● Given problem
Any pictures in the records below should be skipped; write out everything else exactly.

● Dataset excerpt
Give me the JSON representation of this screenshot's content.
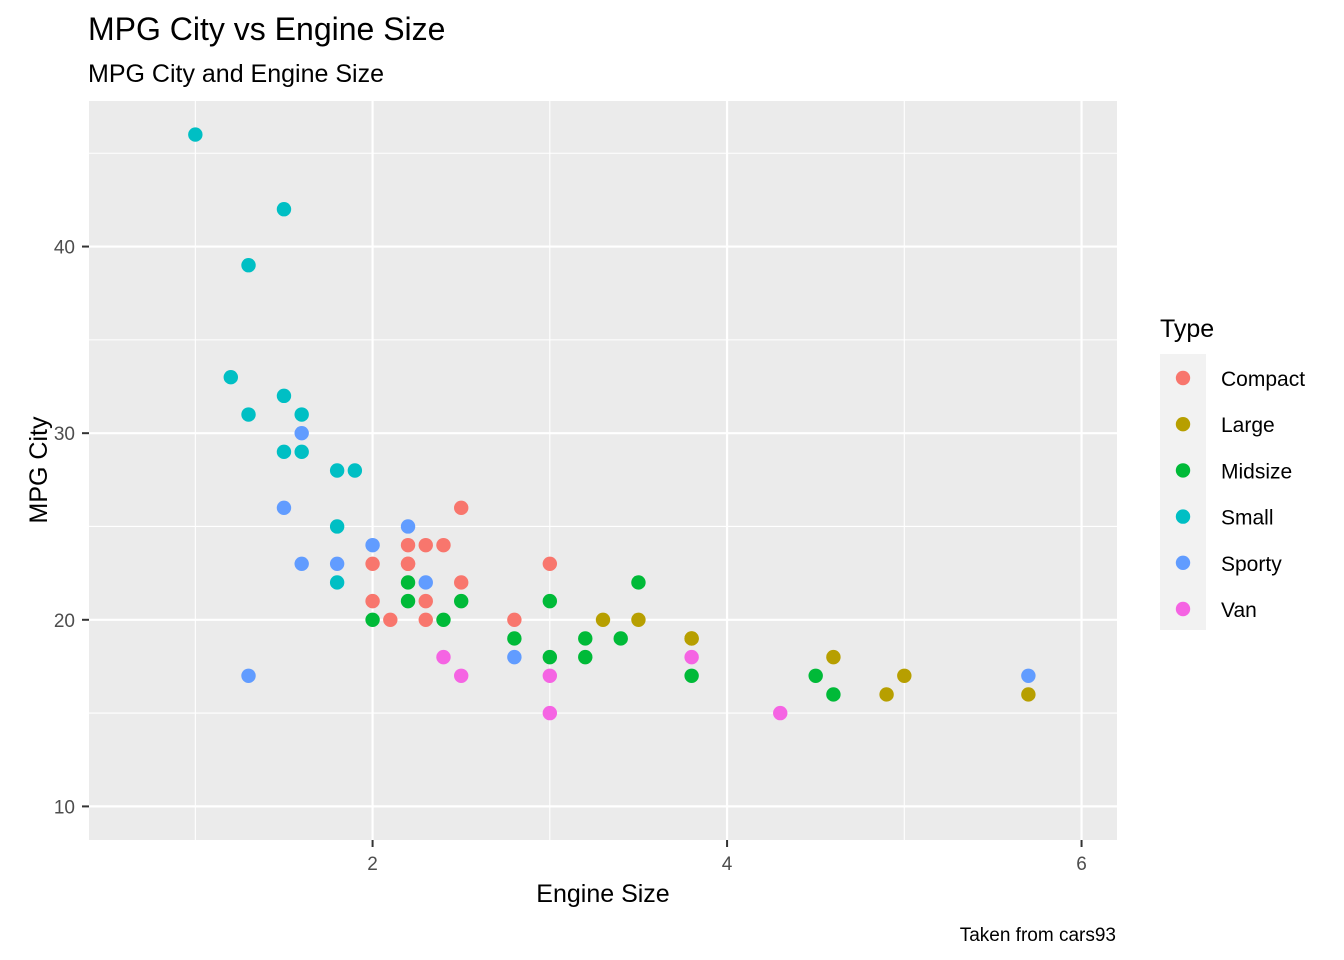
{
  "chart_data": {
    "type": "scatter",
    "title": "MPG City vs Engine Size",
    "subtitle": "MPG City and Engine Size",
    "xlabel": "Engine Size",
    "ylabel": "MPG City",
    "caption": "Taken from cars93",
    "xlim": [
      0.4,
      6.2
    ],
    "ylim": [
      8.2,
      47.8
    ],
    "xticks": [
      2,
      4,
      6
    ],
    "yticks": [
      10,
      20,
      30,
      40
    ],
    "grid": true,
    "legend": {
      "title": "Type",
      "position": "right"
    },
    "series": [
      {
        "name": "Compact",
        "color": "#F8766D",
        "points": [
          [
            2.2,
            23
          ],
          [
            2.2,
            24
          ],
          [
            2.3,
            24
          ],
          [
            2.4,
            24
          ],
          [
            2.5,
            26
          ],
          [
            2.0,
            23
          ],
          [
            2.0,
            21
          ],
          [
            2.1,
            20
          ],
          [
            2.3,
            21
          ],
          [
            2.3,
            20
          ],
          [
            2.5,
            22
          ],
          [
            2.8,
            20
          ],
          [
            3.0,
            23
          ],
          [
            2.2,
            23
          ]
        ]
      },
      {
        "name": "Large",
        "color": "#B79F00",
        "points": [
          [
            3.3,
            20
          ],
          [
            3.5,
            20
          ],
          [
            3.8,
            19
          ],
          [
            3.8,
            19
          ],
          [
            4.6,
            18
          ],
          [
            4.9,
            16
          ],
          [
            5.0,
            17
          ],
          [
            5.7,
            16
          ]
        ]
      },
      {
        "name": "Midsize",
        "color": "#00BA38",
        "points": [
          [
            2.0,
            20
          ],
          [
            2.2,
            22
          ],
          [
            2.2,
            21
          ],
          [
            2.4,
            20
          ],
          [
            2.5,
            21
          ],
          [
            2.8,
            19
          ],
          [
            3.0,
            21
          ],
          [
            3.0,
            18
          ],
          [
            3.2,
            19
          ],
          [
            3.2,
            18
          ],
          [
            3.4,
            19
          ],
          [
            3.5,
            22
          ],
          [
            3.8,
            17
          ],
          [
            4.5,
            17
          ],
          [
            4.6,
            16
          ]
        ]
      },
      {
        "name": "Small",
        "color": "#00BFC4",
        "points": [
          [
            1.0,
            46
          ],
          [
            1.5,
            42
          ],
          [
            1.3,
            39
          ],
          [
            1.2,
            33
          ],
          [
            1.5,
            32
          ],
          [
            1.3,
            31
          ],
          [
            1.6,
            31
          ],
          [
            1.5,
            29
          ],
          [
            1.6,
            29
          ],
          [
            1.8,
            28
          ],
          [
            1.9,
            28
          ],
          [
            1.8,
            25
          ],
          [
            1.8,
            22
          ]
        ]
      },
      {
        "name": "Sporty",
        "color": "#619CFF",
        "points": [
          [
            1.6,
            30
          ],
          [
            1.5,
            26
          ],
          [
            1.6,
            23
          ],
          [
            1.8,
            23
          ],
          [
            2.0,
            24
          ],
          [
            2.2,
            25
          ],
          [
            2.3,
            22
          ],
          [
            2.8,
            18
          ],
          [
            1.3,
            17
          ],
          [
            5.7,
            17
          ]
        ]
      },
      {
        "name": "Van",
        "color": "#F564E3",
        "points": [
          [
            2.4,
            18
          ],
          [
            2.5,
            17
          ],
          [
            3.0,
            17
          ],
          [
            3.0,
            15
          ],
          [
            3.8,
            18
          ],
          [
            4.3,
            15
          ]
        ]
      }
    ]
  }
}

● Result of the task
Give me the JSON representation of this screenshot's content.
{
  "chart_data": {
    "type": "scatter",
    "title": "MPG City vs Engine Size",
    "subtitle": "MPG City and Engine Size",
    "xlabel": "Engine Size",
    "ylabel": "MPG City",
    "caption": "Taken from cars93",
    "xlim": [
      0.4,
      6.2
    ],
    "ylim": [
      8.2,
      47.8
    ],
    "xticks": [
      2,
      4,
      6
    ],
    "yticks": [
      10,
      20,
      30,
      40
    ],
    "grid": true,
    "legend": {
      "title": "Type",
      "position": "right"
    },
    "series": [
      {
        "name": "Compact",
        "color": "#F8766D",
        "points": [
          [
            2.2,
            23
          ],
          [
            2.2,
            24
          ],
          [
            2.3,
            24
          ],
          [
            2.4,
            24
          ],
          [
            2.5,
            26
          ],
          [
            2.0,
            23
          ],
          [
            2.0,
            21
          ],
          [
            2.1,
            20
          ],
          [
            2.3,
            21
          ],
          [
            2.3,
            20
          ],
          [
            2.5,
            22
          ],
          [
            2.8,
            20
          ],
          [
            3.0,
            23
          ],
          [
            2.2,
            23
          ]
        ]
      },
      {
        "name": "Large",
        "color": "#B79F00",
        "points": [
          [
            3.3,
            20
          ],
          [
            3.5,
            20
          ],
          [
            3.8,
            19
          ],
          [
            3.8,
            19
          ],
          [
            4.6,
            18
          ],
          [
            4.9,
            16
          ],
          [
            5.0,
            17
          ],
          [
            5.7,
            16
          ]
        ]
      },
      {
        "name": "Midsize",
        "color": "#00BA38",
        "points": [
          [
            2.0,
            20
          ],
          [
            2.2,
            22
          ],
          [
            2.2,
            21
          ],
          [
            2.4,
            20
          ],
          [
            2.5,
            21
          ],
          [
            2.8,
            19
          ],
          [
            3.0,
            21
          ],
          [
            3.0,
            18
          ],
          [
            3.2,
            19
          ],
          [
            3.2,
            18
          ],
          [
            3.4,
            19
          ],
          [
            3.5,
            22
          ],
          [
            3.8,
            17
          ],
          [
            4.5,
            17
          ],
          [
            4.6,
            16
          ]
        ]
      },
      {
        "name": "Small",
        "color": "#00BFC4",
        "points": [
          [
            1.0,
            46
          ],
          [
            1.5,
            42
          ],
          [
            1.3,
            39
          ],
          [
            1.2,
            33
          ],
          [
            1.5,
            32
          ],
          [
            1.3,
            31
          ],
          [
            1.6,
            31
          ],
          [
            1.5,
            29
          ],
          [
            1.6,
            29
          ],
          [
            1.8,
            28
          ],
          [
            1.9,
            28
          ],
          [
            1.8,
            25
          ],
          [
            1.8,
            22
          ]
        ]
      },
      {
        "name": "Sporty",
        "color": "#619CFF",
        "points": [
          [
            1.6,
            30
          ],
          [
            1.5,
            26
          ],
          [
            1.6,
            23
          ],
          [
            1.8,
            23
          ],
          [
            2.0,
            24
          ],
          [
            2.2,
            25
          ],
          [
            2.3,
            22
          ],
          [
            2.8,
            18
          ],
          [
            1.3,
            17
          ],
          [
            5.7,
            17
          ]
        ]
      },
      {
        "name": "Van",
        "color": "#F564E3",
        "points": [
          [
            2.4,
            18
          ],
          [
            2.5,
            17
          ],
          [
            3.0,
            17
          ],
          [
            3.0,
            15
          ],
          [
            3.8,
            18
          ],
          [
            4.3,
            15
          ]
        ]
      }
    ]
  }
}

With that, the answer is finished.